■ Given request ■
The listing below is the input. Say how many of its lines contain "사회복지사", giving the number alone.

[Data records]
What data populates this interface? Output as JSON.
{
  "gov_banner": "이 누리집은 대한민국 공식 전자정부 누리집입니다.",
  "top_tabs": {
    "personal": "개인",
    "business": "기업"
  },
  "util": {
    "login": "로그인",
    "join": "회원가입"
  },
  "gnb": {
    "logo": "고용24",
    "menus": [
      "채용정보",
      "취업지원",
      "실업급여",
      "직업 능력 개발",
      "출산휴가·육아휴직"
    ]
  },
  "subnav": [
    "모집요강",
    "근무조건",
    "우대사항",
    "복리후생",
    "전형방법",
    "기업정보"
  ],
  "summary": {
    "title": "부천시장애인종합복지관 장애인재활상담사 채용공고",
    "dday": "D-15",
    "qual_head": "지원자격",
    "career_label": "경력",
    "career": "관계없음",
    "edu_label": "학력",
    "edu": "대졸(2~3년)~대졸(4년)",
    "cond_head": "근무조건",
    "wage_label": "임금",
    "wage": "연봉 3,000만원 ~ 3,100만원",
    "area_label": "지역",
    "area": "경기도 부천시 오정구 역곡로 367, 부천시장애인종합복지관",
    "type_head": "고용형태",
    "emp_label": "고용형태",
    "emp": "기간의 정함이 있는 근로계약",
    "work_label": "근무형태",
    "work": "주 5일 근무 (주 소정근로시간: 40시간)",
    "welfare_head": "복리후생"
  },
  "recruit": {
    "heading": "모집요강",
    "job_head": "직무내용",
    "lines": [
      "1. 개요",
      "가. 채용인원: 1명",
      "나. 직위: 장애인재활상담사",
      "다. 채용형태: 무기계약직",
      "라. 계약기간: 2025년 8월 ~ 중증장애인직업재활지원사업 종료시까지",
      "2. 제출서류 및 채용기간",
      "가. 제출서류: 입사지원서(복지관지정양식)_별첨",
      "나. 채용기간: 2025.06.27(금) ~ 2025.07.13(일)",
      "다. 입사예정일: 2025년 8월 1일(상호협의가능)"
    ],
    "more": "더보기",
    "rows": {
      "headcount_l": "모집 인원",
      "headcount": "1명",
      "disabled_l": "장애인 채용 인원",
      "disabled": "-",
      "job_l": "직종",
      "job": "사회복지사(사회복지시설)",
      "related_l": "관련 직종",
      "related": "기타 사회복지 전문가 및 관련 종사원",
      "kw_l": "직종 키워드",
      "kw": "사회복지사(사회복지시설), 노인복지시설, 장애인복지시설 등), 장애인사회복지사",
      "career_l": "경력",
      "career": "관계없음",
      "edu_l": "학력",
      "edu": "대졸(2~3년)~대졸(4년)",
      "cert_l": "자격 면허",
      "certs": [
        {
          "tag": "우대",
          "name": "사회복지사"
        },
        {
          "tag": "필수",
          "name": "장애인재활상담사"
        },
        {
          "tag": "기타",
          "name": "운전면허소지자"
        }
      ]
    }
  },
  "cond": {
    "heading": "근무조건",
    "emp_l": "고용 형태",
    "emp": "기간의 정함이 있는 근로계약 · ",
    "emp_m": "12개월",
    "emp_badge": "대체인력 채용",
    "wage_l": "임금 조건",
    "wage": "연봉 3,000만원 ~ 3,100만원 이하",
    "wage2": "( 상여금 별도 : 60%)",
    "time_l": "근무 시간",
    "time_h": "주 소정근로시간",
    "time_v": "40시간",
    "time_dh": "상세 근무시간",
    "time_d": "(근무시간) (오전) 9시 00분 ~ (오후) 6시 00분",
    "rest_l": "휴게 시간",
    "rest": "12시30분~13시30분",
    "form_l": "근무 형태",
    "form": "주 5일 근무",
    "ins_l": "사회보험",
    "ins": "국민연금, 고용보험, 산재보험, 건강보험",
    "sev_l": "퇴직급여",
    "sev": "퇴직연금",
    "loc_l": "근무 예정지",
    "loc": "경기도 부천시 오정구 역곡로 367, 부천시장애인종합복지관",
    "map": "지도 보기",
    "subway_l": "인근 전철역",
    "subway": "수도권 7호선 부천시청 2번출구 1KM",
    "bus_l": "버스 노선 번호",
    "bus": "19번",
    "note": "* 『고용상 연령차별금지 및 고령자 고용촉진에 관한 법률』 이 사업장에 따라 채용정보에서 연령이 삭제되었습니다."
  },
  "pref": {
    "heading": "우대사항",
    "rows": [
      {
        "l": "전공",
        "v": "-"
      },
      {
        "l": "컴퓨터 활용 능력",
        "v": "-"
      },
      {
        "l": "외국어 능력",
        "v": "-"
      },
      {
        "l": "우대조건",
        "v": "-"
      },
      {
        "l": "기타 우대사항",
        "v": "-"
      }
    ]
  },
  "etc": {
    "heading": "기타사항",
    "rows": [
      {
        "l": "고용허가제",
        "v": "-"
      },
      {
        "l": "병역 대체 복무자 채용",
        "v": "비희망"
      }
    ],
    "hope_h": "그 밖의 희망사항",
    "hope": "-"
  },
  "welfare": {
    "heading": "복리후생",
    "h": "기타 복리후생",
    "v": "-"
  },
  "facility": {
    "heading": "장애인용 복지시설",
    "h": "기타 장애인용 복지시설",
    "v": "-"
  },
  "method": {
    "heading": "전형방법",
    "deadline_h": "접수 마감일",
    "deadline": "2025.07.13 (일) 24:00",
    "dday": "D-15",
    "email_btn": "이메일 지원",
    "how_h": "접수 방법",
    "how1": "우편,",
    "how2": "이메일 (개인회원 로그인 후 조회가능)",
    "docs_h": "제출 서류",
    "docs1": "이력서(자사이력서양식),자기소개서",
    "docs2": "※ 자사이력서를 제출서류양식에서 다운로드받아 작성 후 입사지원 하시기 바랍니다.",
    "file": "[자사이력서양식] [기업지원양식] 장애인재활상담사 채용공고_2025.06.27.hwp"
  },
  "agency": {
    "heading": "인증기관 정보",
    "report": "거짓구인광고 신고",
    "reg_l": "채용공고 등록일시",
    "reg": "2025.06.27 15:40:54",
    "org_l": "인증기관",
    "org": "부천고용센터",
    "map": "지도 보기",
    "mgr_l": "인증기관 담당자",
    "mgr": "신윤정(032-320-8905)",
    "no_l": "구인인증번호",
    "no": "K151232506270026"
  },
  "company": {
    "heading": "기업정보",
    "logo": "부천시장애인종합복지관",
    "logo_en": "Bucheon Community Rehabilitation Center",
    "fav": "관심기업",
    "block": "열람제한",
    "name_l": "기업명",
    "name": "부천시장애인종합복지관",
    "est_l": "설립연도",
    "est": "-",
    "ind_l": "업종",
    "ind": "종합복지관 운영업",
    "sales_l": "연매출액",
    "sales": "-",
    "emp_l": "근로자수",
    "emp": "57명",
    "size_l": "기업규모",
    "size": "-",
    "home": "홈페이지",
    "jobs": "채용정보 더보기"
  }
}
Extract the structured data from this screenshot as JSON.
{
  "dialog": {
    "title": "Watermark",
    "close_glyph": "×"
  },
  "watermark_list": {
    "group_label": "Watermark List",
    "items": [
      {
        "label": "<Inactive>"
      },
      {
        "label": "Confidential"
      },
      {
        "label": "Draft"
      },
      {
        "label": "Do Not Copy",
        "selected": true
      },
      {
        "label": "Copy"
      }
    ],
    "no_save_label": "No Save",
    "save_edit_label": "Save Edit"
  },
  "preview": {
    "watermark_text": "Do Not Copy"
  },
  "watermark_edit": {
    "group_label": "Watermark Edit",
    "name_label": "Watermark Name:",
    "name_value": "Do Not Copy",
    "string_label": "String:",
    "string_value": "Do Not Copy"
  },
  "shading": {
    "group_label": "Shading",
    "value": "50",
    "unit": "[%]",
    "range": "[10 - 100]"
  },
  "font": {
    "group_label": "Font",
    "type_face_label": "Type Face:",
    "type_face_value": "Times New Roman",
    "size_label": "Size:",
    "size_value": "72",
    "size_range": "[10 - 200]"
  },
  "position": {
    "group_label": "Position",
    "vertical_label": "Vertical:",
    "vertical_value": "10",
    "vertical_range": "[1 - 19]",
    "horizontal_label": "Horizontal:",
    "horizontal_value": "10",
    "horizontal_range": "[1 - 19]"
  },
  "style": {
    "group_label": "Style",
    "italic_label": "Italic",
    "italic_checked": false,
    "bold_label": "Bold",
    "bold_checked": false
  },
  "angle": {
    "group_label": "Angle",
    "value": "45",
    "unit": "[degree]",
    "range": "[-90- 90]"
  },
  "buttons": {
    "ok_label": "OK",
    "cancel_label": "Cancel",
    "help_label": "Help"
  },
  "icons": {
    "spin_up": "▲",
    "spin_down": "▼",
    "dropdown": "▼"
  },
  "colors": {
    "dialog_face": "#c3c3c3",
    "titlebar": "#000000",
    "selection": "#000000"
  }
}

■ Solution to this exercise ■
3